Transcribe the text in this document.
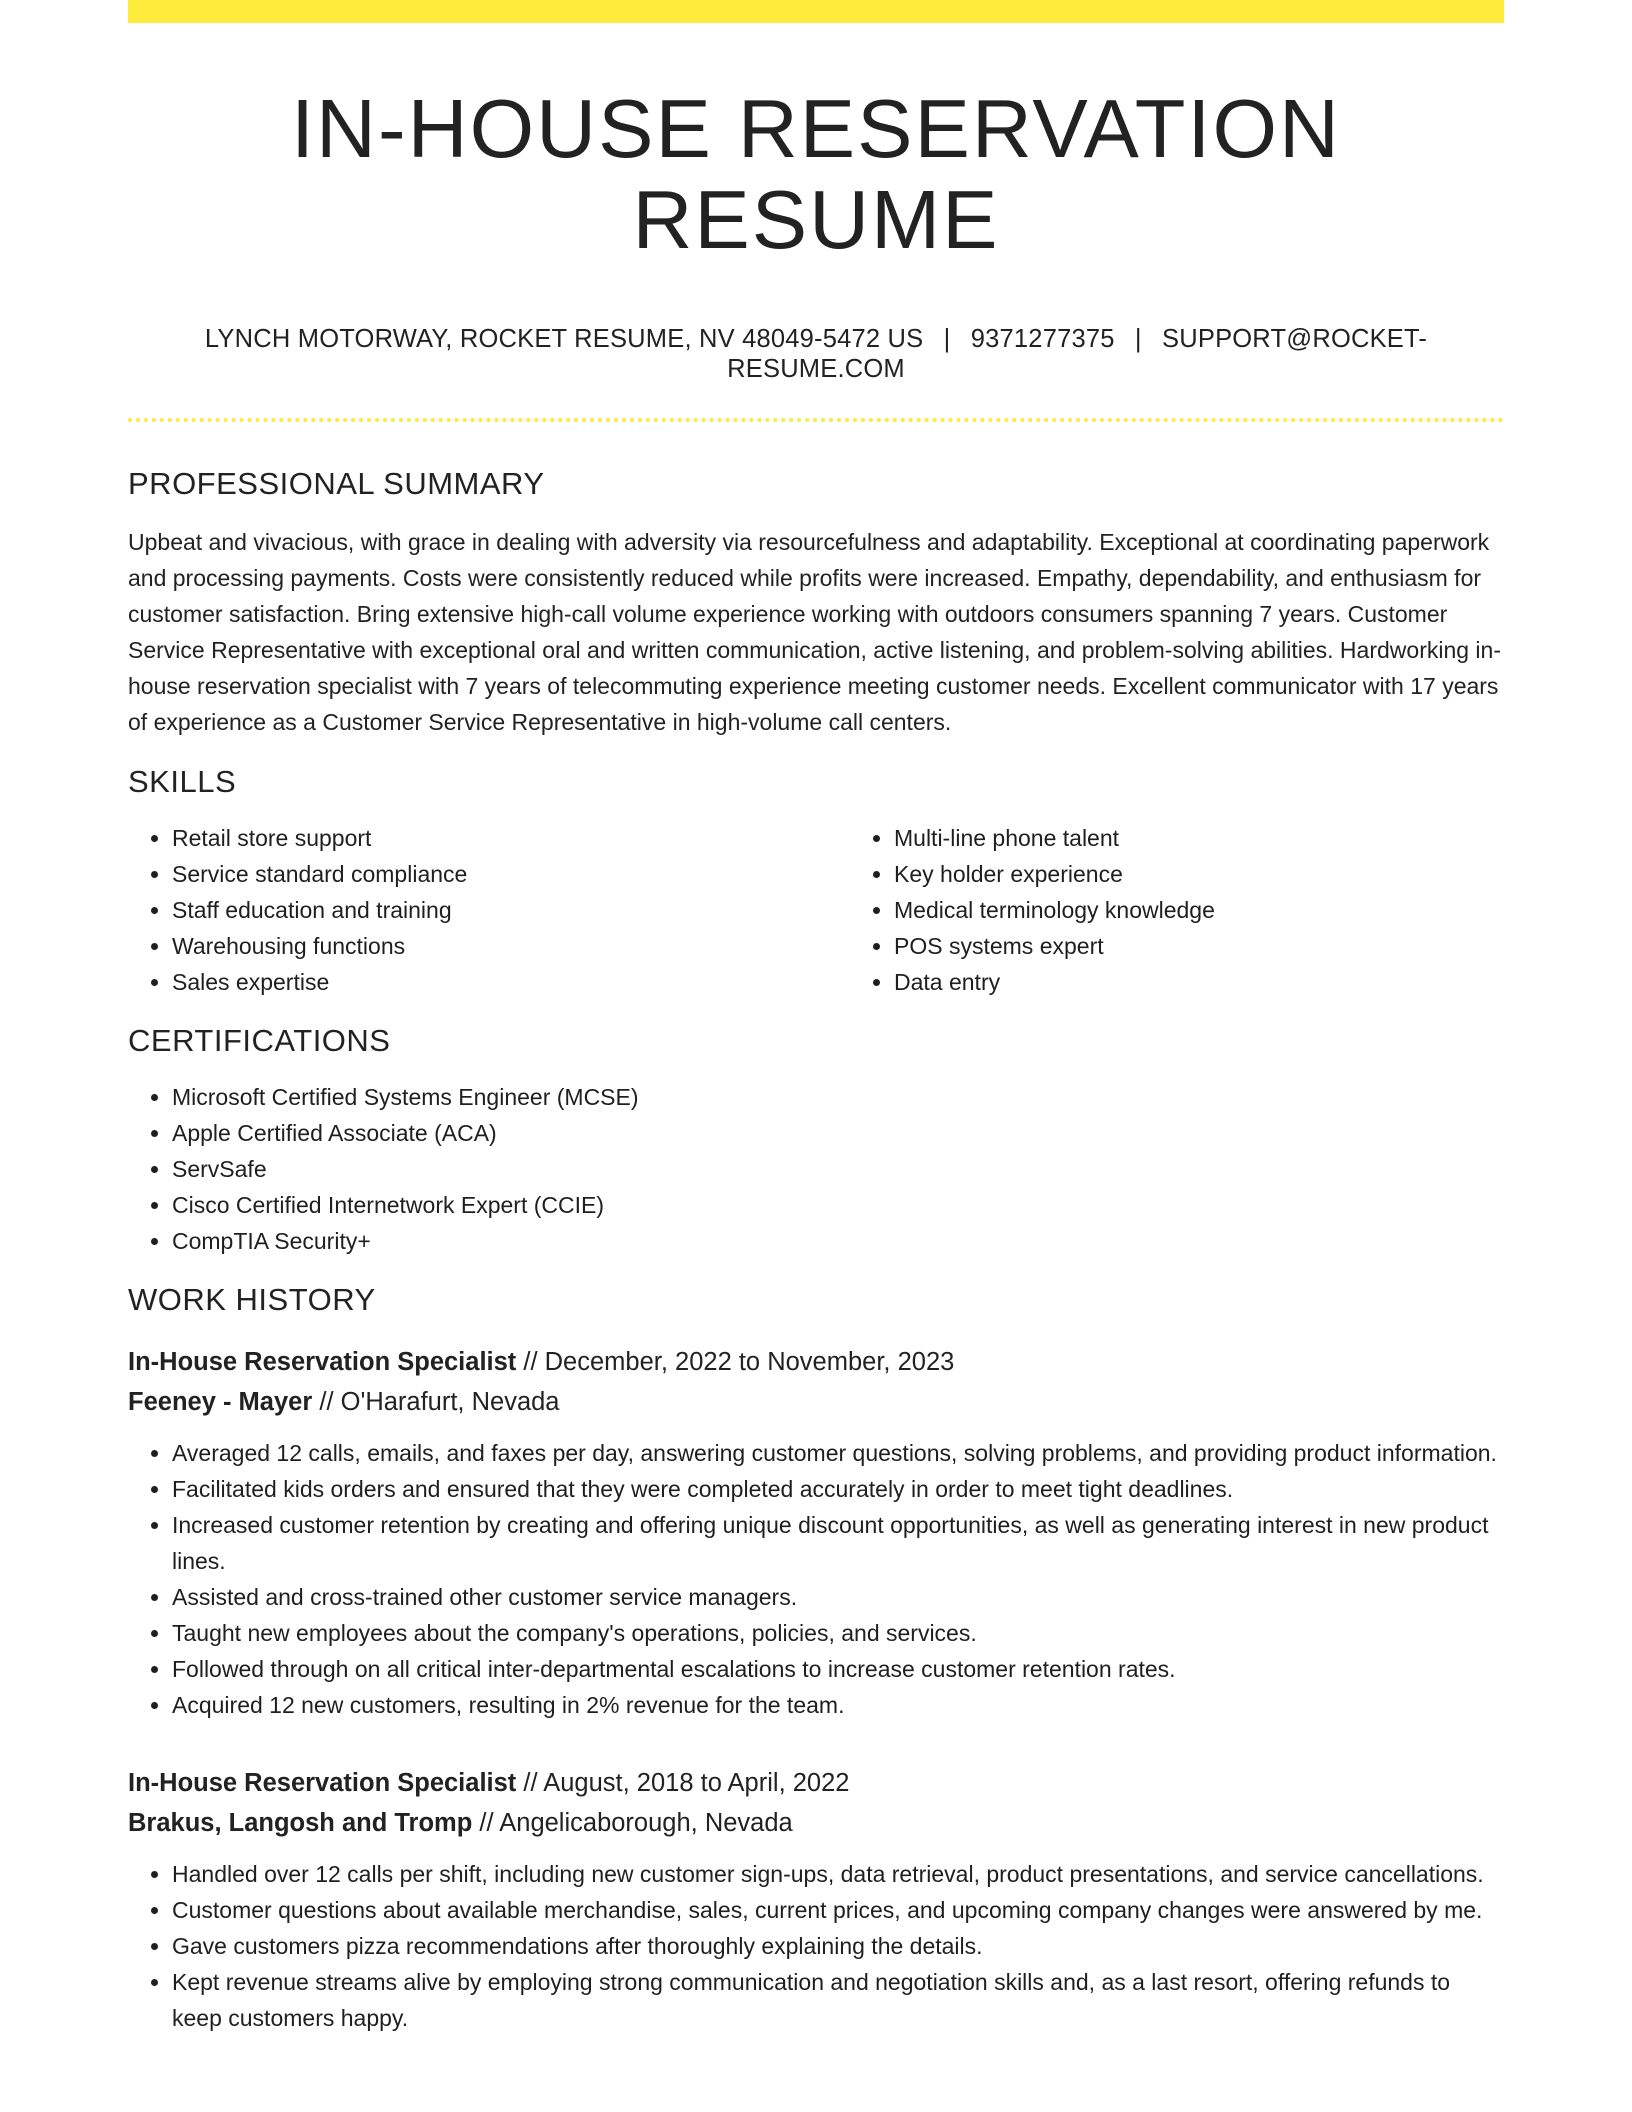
IN-HOUSE RESERVATION RESUME
LYNCH MOTORWAY, ROCKET RESUME, NV 48049-5472 US | 9371277375 | SUPPORT@ROCKET-RESUME.COM
PROFESSIONAL SUMMARY

Upbeat and vivacious, with grace in dealing with adversity via resourcefulness and adaptability. Exceptional at coordinating paperwork and processing payments. Costs were consistently reduced while profits were increased. Empathy, dependability, and enthusiasm for customer satisfaction. Bring extensive high-call volume experience working with outdoors consumers spanning 7 years. Customer Service Representative with exceptional oral and written communication, active listening, and problem-solving abilities. Hardworking in-house reservation specialist with 7 years of telecommuting experience meeting customer needs. Excellent communicator with 17 years of experience as a Customer Service Representative in high-volume call centers.

SKILLS
• Retail store support
• Service standard compliance
• Staff education and training
• Warehousing functions
• Sales expertise
• Multi-line phone talent
• Key holder experience
• Medical terminology knowledge
• POS systems expert
• Data entry
CERTIFICATIONS
• Microsoft Certified Systems Engineer (MCSE)
• Apple Certified Associate (ACA)
• ServSafe
• Cisco Certified Internetwork Expert (CCIE)
• CompTIA Security+
WORK HISTORY
In-House Reservation Specialist // December, 2022 to November, 2023
Feeney - Mayer // O'Harafurt, Nevada
• Averaged 12 calls, emails, and faxes per day, answering customer questions, solving problems, and providing product information.
• Facilitated kids orders and ensured that they were completed accurately in order to meet tight deadlines.
• Increased customer retention by creating and offering unique discount opportunities, as well as generating interest in new product lines.
• Assisted and cross-trained other customer service managers.
• Taught new employees about the company's operations, policies, and services.
• Followed through on all critical inter-departmental escalations to increase customer retention rates.
• Acquired 12 new customers, resulting in 2% revenue for the team.
In-House Reservation Specialist // August, 2018 to April, 2022
Brakus, Langosh and Tromp // Angelicaborough, Nevada
• Handled over 12 calls per shift, including new customer sign-ups, data retrieval, product presentations, and service cancellations.
• Customer questions about available merchandise, sales, current prices, and upcoming company changes were answered by me.
• Gave customers pizza recommendations after thoroughly explaining the details.
• Kept revenue streams alive by employing strong communication and negotiation skills and, as a last resort, offering refunds to keep customers happy.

* * * * * * * * *

Work to do :: From the listing above, print every entry precisely and drop the pictures.

Answer below ::
Transcribe the text in this document.
IN-HOUSE RESERVATION RESUME
LYNCH MOTORWAY, ROCKET RESUME, NV 48049-5472 US | 9371277375 | SUPPORT@ROCKET-RESUME.COM
PROFESSIONAL SUMMARY

Upbeat and vivacious, with grace in dealing with adversity via resourcefulness and adaptability. Exceptional at coordinating paperwork and processing payments. Costs were consistently reduced while profits were increased. Empathy, dependability, and enthusiasm for customer satisfaction. Bring extensive high-call volume experience working with outdoors consumers spanning 7 years. Customer Service Representative with exceptional oral and written communication, active listening, and problem-solving abilities. Hardworking in-house reservation specialist with 7 years of telecommuting experience meeting customer needs. Excellent communicator with 17 years of experience as a Customer Service Representative in high-volume call centers.

SKILLS
• Retail store support
• Service standard compliance
• Staff education and training
• Warehousing functions
• Sales expertise
• Multi-line phone talent
• Key holder experience
• Medical terminology knowledge
• POS systems expert
• Data entry
CERTIFICATIONS
• Microsoft Certified Systems Engineer (MCSE)
• Apple Certified Associate (ACA)
• ServSafe
• Cisco Certified Internetwork Expert (CCIE)
• CompTIA Security+
WORK HISTORY
In-House Reservation Specialist // December, 2022 to November, 2023
Feeney - Mayer // O'Harafurt, Nevada
• Averaged 12 calls, emails, and faxes per day, answering customer questions, solving problems, and providing product information.
• Facilitated kids orders and ensured that they were completed accurately in order to meet tight deadlines.
• Increased customer retention by creating and offering unique discount opportunities, as well as generating interest in new product lines.
• Assisted and cross-trained other customer service managers.
• Taught new employees about the company's operations, policies, and services.
• Followed through on all critical inter-departmental escalations to increase customer retention rates.
• Acquired 12 new customers, resulting in 2% revenue for the team.
In-House Reservation Specialist // August, 2018 to April, 2022
Brakus, Langosh and Tromp // Angelicaborough, Nevada
• Handled over 12 calls per shift, including new customer sign-ups, data retrieval, product presentations, and service cancellations.
• Customer questions about available merchandise, sales, current prices, and upcoming company changes were answered by me.
• Gave customers pizza recommendations after thoroughly explaining the details.
• Kept revenue streams alive by employing strong communication and negotiation skills and, as a last resort, offering refunds to keep customers happy.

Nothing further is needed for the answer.